● **GOAL OF THE EXERCISE**
Check each line for the string "white" and give only the count of lines that have it.

* begin *

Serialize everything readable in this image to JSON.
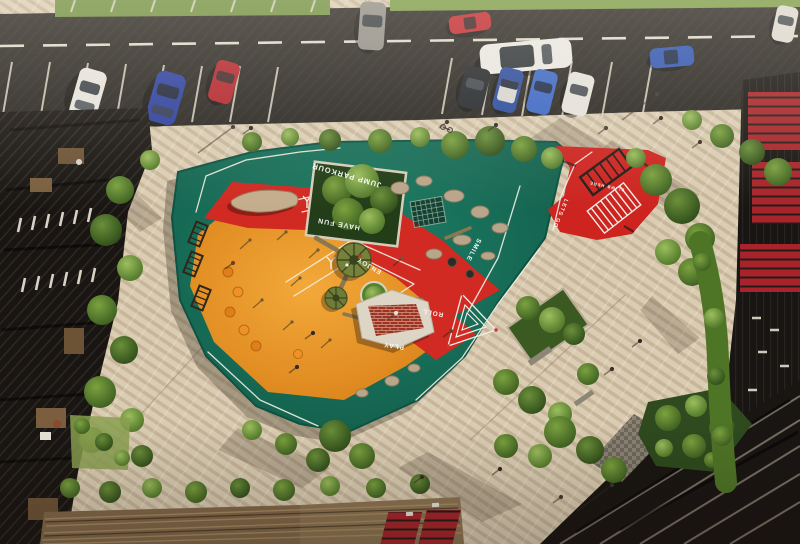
{
  "scene": {
    "type": "aerial-render",
    "description": "Top-down aerial view of an urban pocket park: an angular playground with green, orange and red rubber zones painted with motivational words, rope-climbing carousels, parkour boulders and a brick pavilion, surrounded by a striped paver plaza, trees and hedges, a street with parked cars at top, wooden amphitheater steps at bottom, and dark residential buildings on the left and right."
  },
  "playground": {
    "labels": {
      "jump_parkour": "JUMP PARKOUR",
      "have_fun": "HAVE FUN",
      "enjoy": "ENJOY",
      "smile": "SMILE",
      "roll": "ROLL",
      "play": "PLAY",
      "lets_go": "LETS GO",
      "climb_here": "CLIMB HERE"
    },
    "zones": [
      {
        "name": "green-zone",
        "color": "#17735c"
      },
      {
        "name": "orange-zone",
        "color": "#e8951f"
      },
      {
        "name": "red-zone",
        "color": "#d02a22"
      },
      {
        "name": "red-parkour-corner",
        "color": "#cd2420"
      }
    ],
    "equipment": [
      "rope climbing carousel",
      "small climbing carousel",
      "tree platform",
      "balance beams",
      "driftwood log sculpture",
      "brick pavilion",
      "parkour boulders",
      "climbing net",
      "monkey bars",
      "rubber domes",
      "triangle spiral marking",
      "parkour ladder marking"
    ]
  },
  "street": {
    "road_color": "#292521",
    "marking_color": "#e3ddcf",
    "vehicles": [
      {
        "name": "white hatchback parked",
        "color": "#e6e3db"
      },
      {
        "name": "blue coupe parked",
        "color": "#2b3f9e"
      },
      {
        "name": "red car parked",
        "color": "#b2242a"
      },
      {
        "name": "silver suv parked",
        "color": "#908d86"
      },
      {
        "name": "red car driving",
        "color": "#c1272c"
      },
      {
        "name": "white suv driving",
        "color": "#e9e7e1"
      },
      {
        "name": "blue sedan driving",
        "color": "#2e52b0"
      },
      {
        "name": "dark suv parked",
        "color": "#23252a"
      },
      {
        "name": "blue car parked",
        "color": "#2a4a9c"
      },
      {
        "name": "light blue car parked",
        "color": "#3b66c4"
      },
      {
        "name": "white car parked",
        "color": "#e4e1da"
      },
      {
        "name": "white car corner",
        "color": "#dcd8cf"
      }
    ]
  },
  "plaza": {
    "paving_color": "#dbcdb4",
    "stripe_color": "#c8b89c"
  },
  "landscape": {
    "tree_dark": "#3f6222",
    "tree_light": "#86ab4e",
    "hedge": "#557c2c",
    "grass": "#6f8f3f"
  },
  "buildings": {
    "facade_dark": "#191512",
    "red_accent": "#a3242b",
    "steps_wood": "#82684a",
    "awning_red": "#b3262b"
  }
}
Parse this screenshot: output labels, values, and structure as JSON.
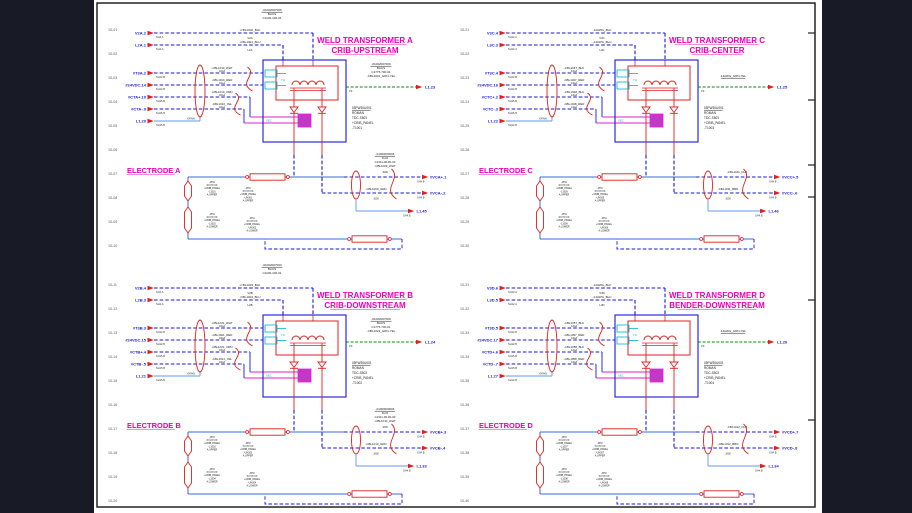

* end *

● **FINAL RESULT**
4